PROMPT – Restate every entry word for word.

EXERCISE DATA –
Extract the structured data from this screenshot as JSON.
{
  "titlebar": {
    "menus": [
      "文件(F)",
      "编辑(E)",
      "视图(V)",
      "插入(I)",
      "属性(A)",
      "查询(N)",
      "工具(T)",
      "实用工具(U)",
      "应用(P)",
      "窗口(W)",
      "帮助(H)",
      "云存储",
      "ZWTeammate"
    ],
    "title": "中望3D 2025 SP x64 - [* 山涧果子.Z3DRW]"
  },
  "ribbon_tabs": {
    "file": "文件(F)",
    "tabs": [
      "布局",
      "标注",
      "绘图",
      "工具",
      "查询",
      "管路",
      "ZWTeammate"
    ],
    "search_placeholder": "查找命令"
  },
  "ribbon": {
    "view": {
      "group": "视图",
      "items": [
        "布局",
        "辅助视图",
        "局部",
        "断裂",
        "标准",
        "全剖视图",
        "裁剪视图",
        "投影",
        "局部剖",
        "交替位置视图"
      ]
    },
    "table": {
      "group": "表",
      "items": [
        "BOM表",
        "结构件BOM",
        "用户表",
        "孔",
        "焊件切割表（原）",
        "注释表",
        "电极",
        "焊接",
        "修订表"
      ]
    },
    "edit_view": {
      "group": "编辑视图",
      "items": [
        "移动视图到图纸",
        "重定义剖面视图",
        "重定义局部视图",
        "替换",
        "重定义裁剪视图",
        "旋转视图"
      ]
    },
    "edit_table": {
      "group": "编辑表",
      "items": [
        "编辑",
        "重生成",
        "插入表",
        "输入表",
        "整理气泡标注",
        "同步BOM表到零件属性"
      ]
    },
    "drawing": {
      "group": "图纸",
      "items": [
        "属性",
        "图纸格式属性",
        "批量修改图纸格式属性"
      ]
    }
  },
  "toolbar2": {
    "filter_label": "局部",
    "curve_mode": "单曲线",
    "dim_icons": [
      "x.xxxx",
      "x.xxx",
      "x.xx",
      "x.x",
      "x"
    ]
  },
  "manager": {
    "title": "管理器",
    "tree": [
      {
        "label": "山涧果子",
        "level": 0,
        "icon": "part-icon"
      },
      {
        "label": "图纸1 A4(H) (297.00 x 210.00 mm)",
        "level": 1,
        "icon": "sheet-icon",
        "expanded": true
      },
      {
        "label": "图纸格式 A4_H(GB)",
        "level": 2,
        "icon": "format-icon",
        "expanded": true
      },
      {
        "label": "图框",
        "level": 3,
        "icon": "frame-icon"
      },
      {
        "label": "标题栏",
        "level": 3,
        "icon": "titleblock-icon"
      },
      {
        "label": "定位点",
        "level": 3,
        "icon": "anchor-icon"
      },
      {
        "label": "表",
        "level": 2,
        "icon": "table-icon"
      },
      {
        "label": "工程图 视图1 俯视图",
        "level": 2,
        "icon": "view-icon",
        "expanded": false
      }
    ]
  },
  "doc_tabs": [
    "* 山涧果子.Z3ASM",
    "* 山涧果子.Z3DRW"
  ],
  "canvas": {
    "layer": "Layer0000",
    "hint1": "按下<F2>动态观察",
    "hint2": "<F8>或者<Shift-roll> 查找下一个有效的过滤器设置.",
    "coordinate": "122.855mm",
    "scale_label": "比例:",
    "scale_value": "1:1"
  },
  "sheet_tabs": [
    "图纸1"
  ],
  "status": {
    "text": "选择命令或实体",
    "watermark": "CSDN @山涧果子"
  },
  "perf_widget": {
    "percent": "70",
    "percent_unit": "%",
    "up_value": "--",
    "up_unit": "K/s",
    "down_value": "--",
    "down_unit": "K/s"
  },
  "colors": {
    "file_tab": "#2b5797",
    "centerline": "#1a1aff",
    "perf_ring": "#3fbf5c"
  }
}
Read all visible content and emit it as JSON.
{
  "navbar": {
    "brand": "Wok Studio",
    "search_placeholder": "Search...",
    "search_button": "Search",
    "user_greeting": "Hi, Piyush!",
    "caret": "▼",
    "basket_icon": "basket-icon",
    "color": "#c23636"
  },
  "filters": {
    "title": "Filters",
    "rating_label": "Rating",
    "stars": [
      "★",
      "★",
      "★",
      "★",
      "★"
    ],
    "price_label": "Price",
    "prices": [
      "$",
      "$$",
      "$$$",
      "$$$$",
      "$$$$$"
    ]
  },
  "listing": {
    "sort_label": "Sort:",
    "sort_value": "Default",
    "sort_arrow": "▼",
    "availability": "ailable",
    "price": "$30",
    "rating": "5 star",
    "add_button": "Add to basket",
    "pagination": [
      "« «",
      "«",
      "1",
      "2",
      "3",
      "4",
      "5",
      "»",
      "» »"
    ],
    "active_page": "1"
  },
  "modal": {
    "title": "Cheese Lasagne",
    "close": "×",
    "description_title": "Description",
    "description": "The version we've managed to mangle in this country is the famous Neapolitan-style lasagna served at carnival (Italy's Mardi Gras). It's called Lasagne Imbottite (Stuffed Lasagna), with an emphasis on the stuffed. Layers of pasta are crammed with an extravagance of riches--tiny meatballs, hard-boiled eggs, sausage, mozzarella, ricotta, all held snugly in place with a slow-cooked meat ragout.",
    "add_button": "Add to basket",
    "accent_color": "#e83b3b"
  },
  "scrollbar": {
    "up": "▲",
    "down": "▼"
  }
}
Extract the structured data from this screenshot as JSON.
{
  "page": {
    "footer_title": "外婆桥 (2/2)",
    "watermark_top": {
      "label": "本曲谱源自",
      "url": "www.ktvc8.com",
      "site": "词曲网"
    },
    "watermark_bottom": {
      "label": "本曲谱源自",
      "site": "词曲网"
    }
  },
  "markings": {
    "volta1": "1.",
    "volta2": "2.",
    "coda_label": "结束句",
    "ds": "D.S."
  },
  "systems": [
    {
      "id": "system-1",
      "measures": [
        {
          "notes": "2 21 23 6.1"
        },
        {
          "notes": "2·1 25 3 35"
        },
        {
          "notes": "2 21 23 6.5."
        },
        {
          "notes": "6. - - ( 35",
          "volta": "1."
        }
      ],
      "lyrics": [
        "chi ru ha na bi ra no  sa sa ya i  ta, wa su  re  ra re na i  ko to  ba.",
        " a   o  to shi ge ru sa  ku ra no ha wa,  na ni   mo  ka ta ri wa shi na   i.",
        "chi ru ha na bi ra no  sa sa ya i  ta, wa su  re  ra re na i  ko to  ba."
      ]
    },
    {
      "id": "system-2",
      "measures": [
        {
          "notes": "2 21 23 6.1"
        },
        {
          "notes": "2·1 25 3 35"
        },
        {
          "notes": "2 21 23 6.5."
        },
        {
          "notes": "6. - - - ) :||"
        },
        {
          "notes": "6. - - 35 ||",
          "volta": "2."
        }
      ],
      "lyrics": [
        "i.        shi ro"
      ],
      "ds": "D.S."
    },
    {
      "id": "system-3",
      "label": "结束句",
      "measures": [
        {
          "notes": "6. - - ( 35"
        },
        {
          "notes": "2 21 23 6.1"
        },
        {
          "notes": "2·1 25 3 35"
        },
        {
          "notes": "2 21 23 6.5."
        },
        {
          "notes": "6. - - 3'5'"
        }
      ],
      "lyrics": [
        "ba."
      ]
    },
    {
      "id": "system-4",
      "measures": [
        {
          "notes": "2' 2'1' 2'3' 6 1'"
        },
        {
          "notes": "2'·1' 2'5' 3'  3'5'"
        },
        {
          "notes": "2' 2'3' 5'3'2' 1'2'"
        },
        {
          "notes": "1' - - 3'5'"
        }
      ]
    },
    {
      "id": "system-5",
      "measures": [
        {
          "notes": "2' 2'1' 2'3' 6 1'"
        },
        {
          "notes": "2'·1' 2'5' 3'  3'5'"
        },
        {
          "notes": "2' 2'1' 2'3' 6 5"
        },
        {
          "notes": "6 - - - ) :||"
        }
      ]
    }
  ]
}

THE RESULT –
Extract the structured data from this screenshot as JSON.
{
  "titlebar": {
    "menus": [
      "文件(F)",
      "编辑(E)",
      "视图(V)",
      "插入(I)",
      "属性(A)",
      "查询(N)",
      "工具(T)",
      "实用工具(U)",
      "应用(P)",
      "窗口(W)",
      "帮助(H)",
      "云存储",
      "ZWTeammate"
    ],
    "title": "中望3D 2025 SP x64 - [* 山涧果子.Z3DRW]"
  },
  "ribbon_tabs": {
    "file": "文件(F)",
    "tabs": [
      "布局",
      "标注",
      "绘图",
      "工具",
      "查询",
      "管路",
      "ZWTeammate"
    ],
    "search_placeholder": "查找命令"
  },
  "ribbon": {
    "view": {
      "group": "视图",
      "items": [
        "布局",
        "辅助视图",
        "局部",
        "断裂",
        "标准",
        "全剖视图",
        "裁剪视图",
        "投影",
        "局部剖",
        "交替位置视图"
      ]
    },
    "table": {
      "group": "表",
      "items": [
        "BOM表",
        "结构件BOM",
        "用户表",
        "孔",
        "焊件切割表（原）",
        "注释表",
        "电极",
        "焊接",
        "修订表"
      ]
    },
    "edit_view": {
      "group": "编辑视图",
      "items": [
        "移动视图到图纸",
        "重定义剖面视图",
        "重定义局部视图",
        "替换",
        "重定义裁剪视图",
        "旋转视图"
      ]
    },
    "edit_table": {
      "group": "编辑表",
      "items": [
        "编辑",
        "重生成",
        "插入表",
        "输入表",
        "整理气泡标注",
        "同步BOM表到零件属性"
      ]
    },
    "drawing": {
      "group": "图纸",
      "items": [
        "属性",
        "图纸格式属性",
        "批量修改图纸格式属性"
      ]
    }
  },
  "toolbar2": {
    "filter_label": "局部",
    "curve_mode": "单曲线",
    "dim_icons": [
      "x.xxxx",
      "x.xxx",
      "x.xx",
      "x.x",
      "x"
    ]
  },
  "manager": {
    "title": "管理器",
    "tree": [
      {
        "label": "山涧果子",
        "level": 0,
        "icon": "part-icon"
      },
      {
        "label": "图纸1 A4(H) (297.00 x 210.00 mm)",
        "level": 1,
        "icon": "sheet-icon",
        "expanded": true
      },
      {
        "label": "图纸格式 A4_H(GB)",
        "level": 2,
        "icon": "format-icon",
        "expanded": true
      },
      {
        "label": "图框",
        "level": 3,
        "icon": "frame-icon"
      },
      {
        "label": "标题栏",
        "level": 3,
        "icon": "titleblock-icon"
      },
      {
        "label": "定位点",
        "level": 3,
        "icon": "anchor-icon"
      },
      {
        "label": "表",
        "level": 2,
        "icon": "table-icon"
      },
      {
        "label": "工程图 视图1 俯视图",
        "level": 2,
        "icon": "view-icon",
        "expanded": false
      }
    ]
  },
  "doc_tabs": [
    "* 山涧果子.Z3ASM",
    "* 山涧果子.Z3DRW"
  ],
  "canvas": {
    "layer": "Layer0000",
    "hint1": "按下<F2>动态观察",
    "hint2": "<F8>或者<Shift-roll> 查找下一个有效的过滤器设置.",
    "coordinate": "122.855mm",
    "scale_label": "比例:",
    "scale_value": "1:1"
  },
  "sheet_tabs": [
    "图纸1"
  ],
  "status": {
    "text": "选择命令或实体",
    "watermark": "CSDN @山涧果子"
  },
  "perf_widget": {
    "percent": "70",
    "percent_unit": "%",
    "up_value": "--",
    "up_unit": "K/s",
    "down_value": "--",
    "down_unit": "K/s"
  },
  "colors": {
    "file_tab": "#2b5797",
    "centerline": "#1a1aff",
    "perf_ring": "#3fbf5c"
  }
}
Read all visible content and emit it as JSON.
{
  "navbar": {
    "brand": "Wok Studio",
    "search_placeholder": "Search...",
    "search_button": "Search",
    "user_greeting": "Hi, Piyush!",
    "caret": "▼",
    "basket_icon": "basket-icon",
    "color": "#c23636"
  },
  "filters": {
    "title": "Filters",
    "rating_label": "Rating",
    "stars": [
      "★",
      "★",
      "★",
      "★",
      "★"
    ],
    "price_label": "Price",
    "prices": [
      "$",
      "$$",
      "$$$",
      "$$$$",
      "$$$$$"
    ]
  },
  "listing": {
    "sort_label": "Sort:",
    "sort_value": "Default",
    "sort_arrow": "▼",
    "availability": "ailable",
    "price": "$30",
    "rating": "5 star",
    "add_button": "Add to basket",
    "pagination": [
      "« «",
      "«",
      "1",
      "2",
      "3",
      "4",
      "5",
      "»",
      "» »"
    ],
    "active_page": "1"
  },
  "modal": {
    "title": "Cheese Lasagne",
    "close": "×",
    "description_title": "Description",
    "description": "The version we've managed to mangle in this country is the famous Neapolitan-style lasagna served at carnival (Italy's Mardi Gras). It's called Lasagne Imbottite (Stuffed Lasagna), with an emphasis on the stuffed. Layers of pasta are crammed with an extravagance of riches--tiny meatballs, hard-boiled eggs, sausage, mozzarella, ricotta, all held snugly in place with a slow-cooked meat ragout.",
    "add_button": "Add to basket",
    "accent_color": "#e83b3b"
  },
  "scrollbar": {
    "up": "▲",
    "down": "▼"
  }
}
Extract the structured data from this screenshot as JSON.
{
  "page": {
    "footer_title": "外婆桥 (2/2)",
    "watermark_top": {
      "label": "本曲谱源自",
      "url": "www.ktvc8.com",
      "site": "词曲网"
    },
    "watermark_bottom": {
      "label": "本曲谱源自",
      "site": "词曲网"
    }
  },
  "markings": {
    "volta1": "1.",
    "volta2": "2.",
    "coda_label": "结束句",
    "ds": "D.S."
  },
  "systems": [
    {
      "id": "system-1",
      "measures": [
        {
          "notes": "2 21 23 6.1"
        },
        {
          "notes": "2·1 25 3 35"
        },
        {
          "notes": "2 21 23 6.5."
        },
        {
          "notes": "6. - - ( 35",
          "volta": "1."
        }
      ],
      "lyrics": [
        "chi ru ha na bi ra no  sa sa ya i  ta, wa su  re  ra re na i  ko to  ba.",
        " a   o  to shi ge ru sa  ku ra no ha wa,  na ni   mo  ka ta ri wa shi na   i.",
        "chi ru ha na bi ra no  sa sa ya i  ta, wa su  re  ra re na i  ko to  ba."
      ]
    },
    {
      "id": "system-2",
      "measures": [
        {
          "notes": "2 21 23 6.1"
        },
        {
          "notes": "2·1 25 3 35"
        },
        {
          "notes": "2 21 23 6.5."
        },
        {
          "notes": "6. - - - ) :||"
        },
        {
          "notes": "6. - - 35 ||",
          "volta": "2."
        }
      ],
      "lyrics": [
        "i.        shi ro"
      ],
      "ds": "D.S."
    },
    {
      "id": "system-3",
      "label": "结束句",
      "measures": [
        {
          "notes": "6. - - ( 35"
        },
        {
          "notes": "2 21 23 6.1"
        },
        {
          "notes": "2·1 25 3 35"
        },
        {
          "notes": "2 21 23 6.5."
        },
        {
          "notes": "6. - - 3'5'"
        }
      ],
      "lyrics": [
        "ba."
      ]
    },
    {
      "id": "system-4",
      "measures": [
        {
          "notes": "2' 2'1' 2'3' 6 1'"
        },
        {
          "notes": "2'·1' 2'5' 3'  3'5'"
        },
        {
          "notes": "2' 2'3' 5'3'2' 1'2'"
        },
        {
          "notes": "1' - - 3'5'"
        }
      ]
    },
    {
      "id": "system-5",
      "measures": [
        {
          "notes": "2' 2'1' 2'3' 6 1'"
        },
        {
          "notes": "2'·1' 2'5' 3'  3'5'"
        },
        {
          "notes": "2' 2'1' 2'3' 6 5"
        },
        {
          "notes": "6 - - - ) :||"
        }
      ]
    }
  ]
}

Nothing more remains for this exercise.